#### [Goal of the exercise]
Find the number of lines containing the string "寻找等量关系" in the data. Answer with the number by itself.

#### [Record excerpts]
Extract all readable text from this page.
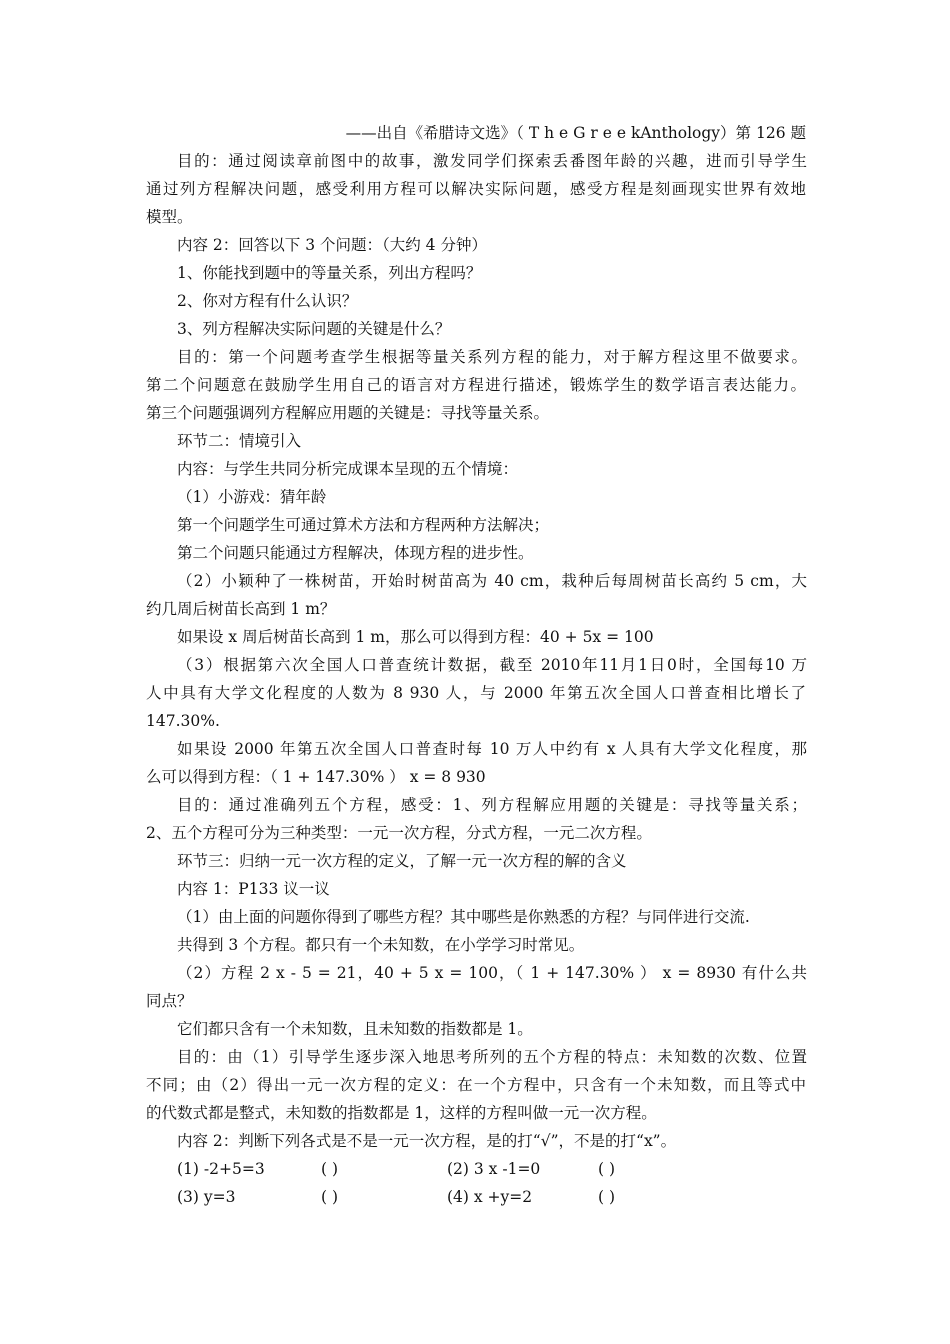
——出自《希腊诗文选》（ T h e G r e e kAnthology）第 126 题
目的：通过阅读章前图中的故事，激发同学们探索丢番图年龄的兴趣，进而引导学生
通过列方程解决问题，感受利用方程可以解决实际问题，感受方程是刻画现实世界有效地
模型。
内容 2：回答以下 3 个问题：（大约 4 分钟）
1、你能找到题中的等量关系，列出方程吗？
2、你对方程有什么认识？
3、列方程解决实际问题的关键是什么？
目的：第一个问题考查学生根据等量关系列方程的能力，对于解方程这里不做要求。
第二个问题意在鼓励学生用自己的语言对方程进行描述，锻炼学生的数学语言表达能力。
第三个问题强调列方程解应用题的关键是：寻找等量关系。
环节二：情境引入
内容：与学生共同分析完成课本呈现的五个情境：
（1）小游戏：猜年龄
第一个问题学生可通过算术方法和方程两种方法解决；
第二个问题只能通过方程解决，体现方程的进步性。
（2）小颖种了一株树苗，开始时树苗高为 40 cm，栽种后每周树苗长高约 5 cm，大
约几周后树苗长高到 1 m？
如果设 x 周后树苗长高到 1 m，那么可以得到方程：40 + 5x = 100
（3）根据第六次全国人口普查统计数据，截至 2010年11月1日0时，全国每10 万
人中具有大学文化程度的人数为 8 930 人，与 2000 年第五次全国人口普查相比增长了
147.30%.
如果设 2000 年第五次全国人口普查时每 10 万人中约有 x 人具有大学文化程度，那
么可以得到方程：（ 1 + 147.30% ） x = 8 930
目的：通过准确列五个方程，感受：1、列方程解应用题的关键是：寻找等量关系；
2、五个方程可分为三种类型：一元一次方程，分式方程，一元二次方程。
环节三：归纳一元一次方程的定义，了解一元一次方程的解的含义
内容 1：P133 议一议
（1）由上面的问题你得到了哪些方程？其中哪些是你熟悉的方程？与同伴进行交流.
共得到 3 个方程。都只有一个未知数，在小学学习时常见。
（2）方程 2 x - 5 = 21，40 + 5 x = 100，（ 1 + 147.30% ） x = 8930 有什么共
同点？
它们都只含有一个未知数，且未知数的指数都是 1。
目的：由（1）引导学生逐步深入地思考所列的五个方程的特点：未知数的次数、位置
不同；由（2）得出一元一次方程的定义：在一个方程中，只含有一个未知数，而且等式中
的代数式都是整式，未知数的指数都是 1，这样的方程叫做一元一次方程。
内容 2：判断下列各式是不是一元一次方程，是的打“√”，不是的打“x”。
(1) -2+5=3	( )	(2) 3 x -1=0	( )
(3) y=3	( )	(4) x +y=2	( )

#### [Result for this exercise]
2